═══ Task data ═══

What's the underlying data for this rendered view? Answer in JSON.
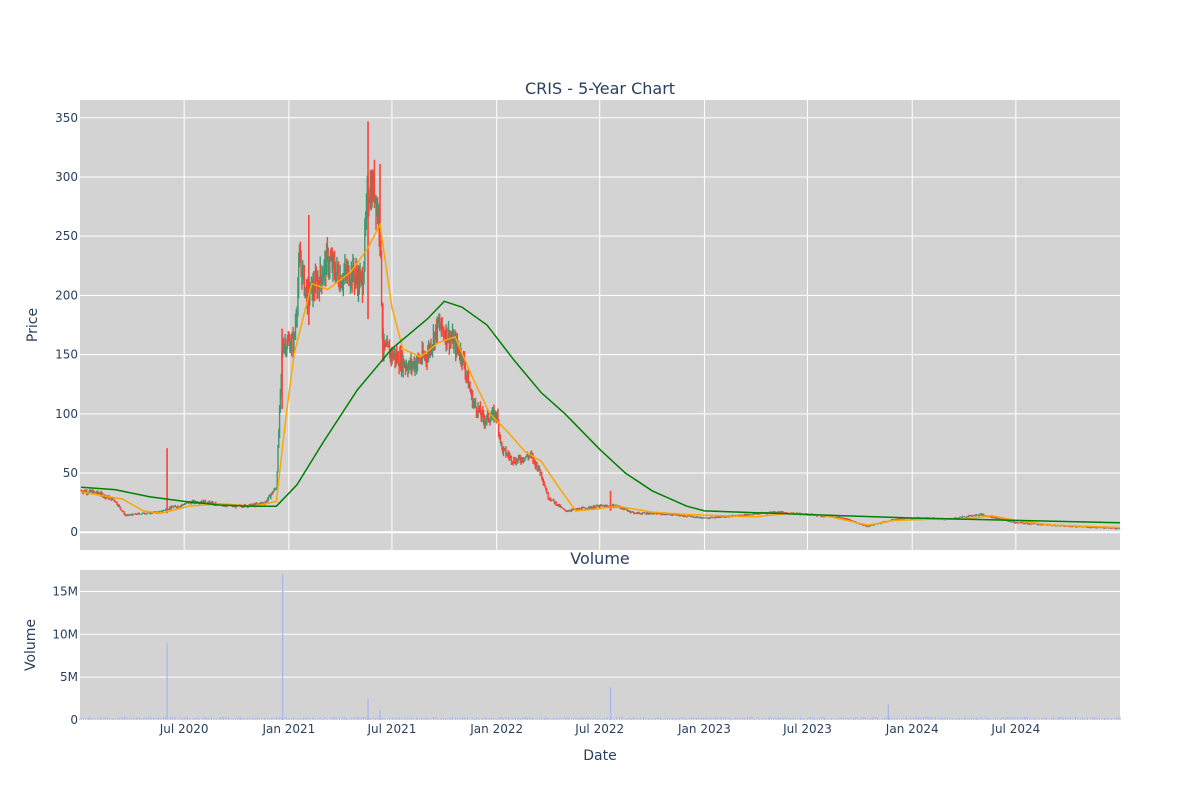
{
  "chart_data": {
    "type": "candlestick",
    "title": "CRIS - 5-Year Chart",
    "xlabel": "Date",
    "price_panel": {
      "ylabel": "Price",
      "ylim": [
        -15,
        365
      ],
      "yticks": [
        0,
        50,
        100,
        150,
        200,
        250,
        300,
        350
      ],
      "grid": true,
      "increasing_color": "#3d9970",
      "decreasing_color": "#ff4136",
      "background": "#d3d3d3",
      "approx_daily_closes": [
        [
          "2020-01-02",
          35
        ],
        [
          "2020-02-01",
          33
        ],
        [
          "2020-03-01",
          27
        ],
        [
          "2020-03-20",
          14
        ],
        [
          "2020-04-20",
          16
        ],
        [
          "2020-05-20",
          17
        ],
        [
          "2020-06-01",
          20
        ],
        [
          "2020-06-20",
          22
        ],
        [
          "2020-07-10",
          25
        ],
        [
          "2020-08-01",
          26
        ],
        [
          "2020-09-01",
          23
        ],
        [
          "2020-10-01",
          22
        ],
        [
          "2020-11-01",
          23
        ],
        [
          "2020-11-20",
          25
        ],
        [
          "2020-12-10",
          38
        ],
        [
          "2020-12-21",
          160
        ],
        [
          "2021-01-10",
          160
        ],
        [
          "2021-01-20",
          230
        ],
        [
          "2021-02-01",
          200
        ],
        [
          "2021-02-20",
          210
        ],
        [
          "2021-03-10",
          230
        ],
        [
          "2021-04-01",
          215
        ],
        [
          "2021-04-20",
          220
        ],
        [
          "2021-05-10",
          210
        ],
        [
          "2021-05-20",
          290
        ],
        [
          "2021-06-01",
          290
        ],
        [
          "2021-06-10",
          255
        ],
        [
          "2021-06-15",
          155
        ],
        [
          "2021-07-01",
          150
        ],
        [
          "2021-08-01",
          140
        ],
        [
          "2021-09-01",
          150
        ],
        [
          "2021-09-20",
          175
        ],
        [
          "2021-10-10",
          165
        ],
        [
          "2021-11-01",
          150
        ],
        [
          "2021-11-20",
          110
        ],
        [
          "2021-12-10",
          95
        ],
        [
          "2022-01-01",
          100
        ],
        [
          "2022-01-10",
          70
        ],
        [
          "2022-02-01",
          60
        ],
        [
          "2022-03-01",
          65
        ],
        [
          "2022-03-20",
          50
        ],
        [
          "2022-04-01",
          30
        ],
        [
          "2022-05-01",
          18
        ],
        [
          "2022-06-01",
          20
        ],
        [
          "2022-07-01",
          22
        ],
        [
          "2022-08-01",
          22
        ],
        [
          "2022-09-01",
          16
        ],
        [
          "2022-10-01",
          16
        ],
        [
          "2022-11-01",
          15
        ],
        [
          "2023-01-01",
          12
        ],
        [
          "2023-03-01",
          14
        ],
        [
          "2023-05-01",
          17
        ],
        [
          "2023-07-01",
          15
        ],
        [
          "2023-09-01",
          12
        ],
        [
          "2023-10-15",
          5
        ],
        [
          "2023-12-01",
          11
        ],
        [
          "2024-01-15",
          12
        ],
        [
          "2024-03-01",
          11
        ],
        [
          "2024-05-01",
          15
        ],
        [
          "2024-07-01",
          8
        ],
        [
          "2024-09-01",
          6
        ],
        [
          "2024-12-31",
          3
        ]
      ]
    },
    "moving_averages": [
      {
        "color": "#ffa500",
        "points": [
          [
            "2020-01-02",
            34
          ],
          [
            "2020-03-15",
            28
          ],
          [
            "2020-04-20",
            18
          ],
          [
            "2020-05-20",
            16
          ],
          [
            "2020-07-10",
            22
          ],
          [
            "2020-09-01",
            24
          ],
          [
            "2020-11-01",
            22
          ],
          [
            "2020-12-10",
            26
          ],
          [
            "2020-12-25",
            90
          ],
          [
            "2021-01-10",
            150
          ],
          [
            "2021-02-10",
            210
          ],
          [
            "2021-03-10",
            205
          ],
          [
            "2021-04-20",
            220
          ],
          [
            "2021-05-20",
            240
          ],
          [
            "2021-06-10",
            260
          ],
          [
            "2021-07-01",
            190
          ],
          [
            "2021-07-20",
            155
          ],
          [
            "2021-08-20",
            148
          ],
          [
            "2021-09-20",
            160
          ],
          [
            "2021-10-20",
            165
          ],
          [
            "2021-11-20",
            130
          ],
          [
            "2021-12-20",
            100
          ],
          [
            "2022-01-20",
            85
          ],
          [
            "2022-02-20",
            68
          ],
          [
            "2022-03-20",
            60
          ],
          [
            "2022-04-20",
            38
          ],
          [
            "2022-05-20",
            18
          ],
          [
            "2022-07-01",
            20
          ],
          [
            "2022-08-01",
            22
          ],
          [
            "2022-10-01",
            17
          ],
          [
            "2022-12-01",
            15
          ],
          [
            "2023-02-01",
            14
          ],
          [
            "2023-04-01",
            13
          ],
          [
            "2023-06-01",
            16
          ],
          [
            "2023-08-01",
            14
          ],
          [
            "2023-10-15",
            6
          ],
          [
            "2023-12-01",
            10
          ],
          [
            "2024-02-01",
            11
          ],
          [
            "2024-04-01",
            11
          ],
          [
            "2024-05-20",
            14
          ],
          [
            "2024-07-01",
            10
          ],
          [
            "2024-09-01",
            6
          ],
          [
            "2024-12-31",
            4
          ]
        ]
      },
      {
        "color": "#008000",
        "points": [
          [
            "2020-01-02",
            38
          ],
          [
            "2020-03-01",
            36
          ],
          [
            "2020-05-01",
            30
          ],
          [
            "2020-07-01",
            26
          ],
          [
            "2020-09-01",
            23
          ],
          [
            "2020-11-01",
            22
          ],
          [
            "2020-12-10",
            22
          ],
          [
            "2021-01-15",
            40
          ],
          [
            "2021-03-01",
            75
          ],
          [
            "2021-05-01",
            120
          ],
          [
            "2021-07-01",
            155
          ],
          [
            "2021-09-01",
            180
          ],
          [
            "2021-10-01",
            195
          ],
          [
            "2021-11-01",
            190
          ],
          [
            "2021-12-15",
            175
          ],
          [
            "2022-02-01",
            145
          ],
          [
            "2022-03-20",
            118
          ],
          [
            "2022-05-01",
            100
          ],
          [
            "2022-07-01",
            70
          ],
          [
            "2022-08-15",
            50
          ],
          [
            "2022-10-01",
            35
          ],
          [
            "2022-12-01",
            22
          ],
          [
            "2023-01-01",
            18
          ],
          [
            "2023-05-01",
            16
          ],
          [
            "2023-09-01",
            14
          ],
          [
            "2024-01-01",
            12
          ],
          [
            "2024-07-01",
            10
          ],
          [
            "2024-12-31",
            8
          ]
        ]
      }
    ],
    "volume_panel": {
      "title": "Volume",
      "ylabel": "Volume",
      "ylim": [
        0,
        17500000
      ],
      "yticks": [
        0,
        5000000,
        10000000,
        15000000
      ],
      "ytick_labels": [
        "0",
        "5M",
        "10M",
        "15M"
      ],
      "bar_color": "#aab4ee",
      "spikes": [
        [
          "2020-06-01",
          9000000
        ],
        [
          "2020-12-21",
          17000000
        ],
        [
          "2021-05-20",
          2500000
        ],
        [
          "2021-06-10",
          1200000
        ],
        [
          "2022-07-20",
          3800000
        ],
        [
          "2023-11-20",
          1800000
        ]
      ],
      "baseline": 300000
    },
    "x_range": [
      "2019-12-31",
      "2024-12-31"
    ],
    "xticks": [
      "2020-07-01",
      "2021-01-01",
      "2021-07-01",
      "2022-01-01",
      "2022-07-01",
      "2023-01-01",
      "2023-07-01",
      "2024-01-01",
      "2024-07-01"
    ],
    "xtick_labels": [
      "Jul 2020",
      "Jan 2021",
      "Jul 2021",
      "Jan 2022",
      "Jul 2022",
      "Jan 2023",
      "Jul 2023",
      "Jan 2024",
      "Jul 2024"
    ]
  }
}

═══

■ Aim of the task ■
From the entries above, return each line with the word "title" in it.

■ In response ■
    "title": "CRIS - 5-Year Chart",
      "title": "Volume",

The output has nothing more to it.